* BEGIN Dataset rows *

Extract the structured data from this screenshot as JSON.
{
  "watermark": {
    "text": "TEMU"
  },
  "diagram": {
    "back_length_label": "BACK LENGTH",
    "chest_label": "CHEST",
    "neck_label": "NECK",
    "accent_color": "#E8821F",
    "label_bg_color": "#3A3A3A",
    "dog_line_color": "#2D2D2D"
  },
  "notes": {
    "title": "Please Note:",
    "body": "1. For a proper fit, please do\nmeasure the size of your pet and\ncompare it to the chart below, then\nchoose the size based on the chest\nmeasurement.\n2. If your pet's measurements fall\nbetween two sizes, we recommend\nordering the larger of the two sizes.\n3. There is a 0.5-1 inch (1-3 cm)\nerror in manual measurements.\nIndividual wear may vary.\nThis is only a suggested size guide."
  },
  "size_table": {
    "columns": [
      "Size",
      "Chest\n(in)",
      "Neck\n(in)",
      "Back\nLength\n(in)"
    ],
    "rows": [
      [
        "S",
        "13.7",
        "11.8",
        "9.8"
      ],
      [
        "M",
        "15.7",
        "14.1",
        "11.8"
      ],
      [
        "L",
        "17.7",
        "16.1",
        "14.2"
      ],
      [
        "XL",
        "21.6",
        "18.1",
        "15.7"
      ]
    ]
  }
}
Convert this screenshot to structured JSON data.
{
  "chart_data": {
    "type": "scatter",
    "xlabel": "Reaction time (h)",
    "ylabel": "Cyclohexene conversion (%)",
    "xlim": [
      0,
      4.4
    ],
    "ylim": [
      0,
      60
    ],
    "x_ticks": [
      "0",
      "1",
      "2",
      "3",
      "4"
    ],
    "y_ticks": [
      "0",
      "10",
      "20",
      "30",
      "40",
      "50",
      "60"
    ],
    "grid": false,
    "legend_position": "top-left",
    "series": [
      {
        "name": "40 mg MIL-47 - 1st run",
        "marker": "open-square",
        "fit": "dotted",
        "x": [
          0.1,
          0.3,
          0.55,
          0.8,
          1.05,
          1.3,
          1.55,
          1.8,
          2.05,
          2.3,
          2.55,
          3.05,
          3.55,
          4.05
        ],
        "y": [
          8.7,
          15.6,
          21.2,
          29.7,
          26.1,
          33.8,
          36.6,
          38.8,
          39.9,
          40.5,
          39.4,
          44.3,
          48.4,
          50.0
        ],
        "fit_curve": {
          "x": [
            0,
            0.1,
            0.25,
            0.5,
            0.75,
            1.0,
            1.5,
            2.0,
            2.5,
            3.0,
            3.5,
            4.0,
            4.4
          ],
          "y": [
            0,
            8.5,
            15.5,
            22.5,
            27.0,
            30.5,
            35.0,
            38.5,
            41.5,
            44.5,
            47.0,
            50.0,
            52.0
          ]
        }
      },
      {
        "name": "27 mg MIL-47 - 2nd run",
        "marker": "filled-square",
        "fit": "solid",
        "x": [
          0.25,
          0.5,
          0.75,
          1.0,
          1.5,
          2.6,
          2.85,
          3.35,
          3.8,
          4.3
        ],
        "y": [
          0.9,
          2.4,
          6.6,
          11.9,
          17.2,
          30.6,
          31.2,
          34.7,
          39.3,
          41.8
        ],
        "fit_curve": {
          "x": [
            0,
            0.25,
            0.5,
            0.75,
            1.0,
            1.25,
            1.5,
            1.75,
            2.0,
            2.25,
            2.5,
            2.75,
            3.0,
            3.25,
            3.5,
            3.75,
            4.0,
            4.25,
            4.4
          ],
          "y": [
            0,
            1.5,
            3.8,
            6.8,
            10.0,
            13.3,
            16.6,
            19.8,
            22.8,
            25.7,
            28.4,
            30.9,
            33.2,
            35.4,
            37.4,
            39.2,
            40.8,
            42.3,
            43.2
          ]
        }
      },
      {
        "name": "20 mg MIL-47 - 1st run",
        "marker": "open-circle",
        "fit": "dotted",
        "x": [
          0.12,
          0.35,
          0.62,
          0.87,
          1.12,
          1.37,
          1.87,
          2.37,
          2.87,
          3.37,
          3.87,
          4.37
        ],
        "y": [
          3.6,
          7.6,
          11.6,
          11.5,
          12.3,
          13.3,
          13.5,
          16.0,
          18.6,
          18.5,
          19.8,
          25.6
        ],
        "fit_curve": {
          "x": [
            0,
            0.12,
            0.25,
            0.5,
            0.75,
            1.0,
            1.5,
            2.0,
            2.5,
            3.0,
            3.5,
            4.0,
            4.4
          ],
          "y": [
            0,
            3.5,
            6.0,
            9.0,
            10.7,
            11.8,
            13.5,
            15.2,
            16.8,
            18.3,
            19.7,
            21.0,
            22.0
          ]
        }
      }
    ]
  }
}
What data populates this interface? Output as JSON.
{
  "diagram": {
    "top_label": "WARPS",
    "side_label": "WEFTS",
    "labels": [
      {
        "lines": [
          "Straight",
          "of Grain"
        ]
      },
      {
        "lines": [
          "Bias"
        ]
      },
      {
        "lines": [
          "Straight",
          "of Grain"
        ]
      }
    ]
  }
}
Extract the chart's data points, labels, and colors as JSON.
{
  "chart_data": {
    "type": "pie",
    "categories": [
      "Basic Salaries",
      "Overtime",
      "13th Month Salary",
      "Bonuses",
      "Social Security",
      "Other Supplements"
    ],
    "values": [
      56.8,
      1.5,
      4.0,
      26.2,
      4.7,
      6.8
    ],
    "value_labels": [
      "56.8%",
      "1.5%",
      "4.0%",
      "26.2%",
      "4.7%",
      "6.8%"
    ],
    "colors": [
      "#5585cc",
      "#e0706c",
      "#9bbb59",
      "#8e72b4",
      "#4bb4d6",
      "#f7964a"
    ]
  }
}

* END Dataset rows *

## Your objective
Of the lines in the data, how many hold the string "open"? State the number, nothing else.

## Written reply
2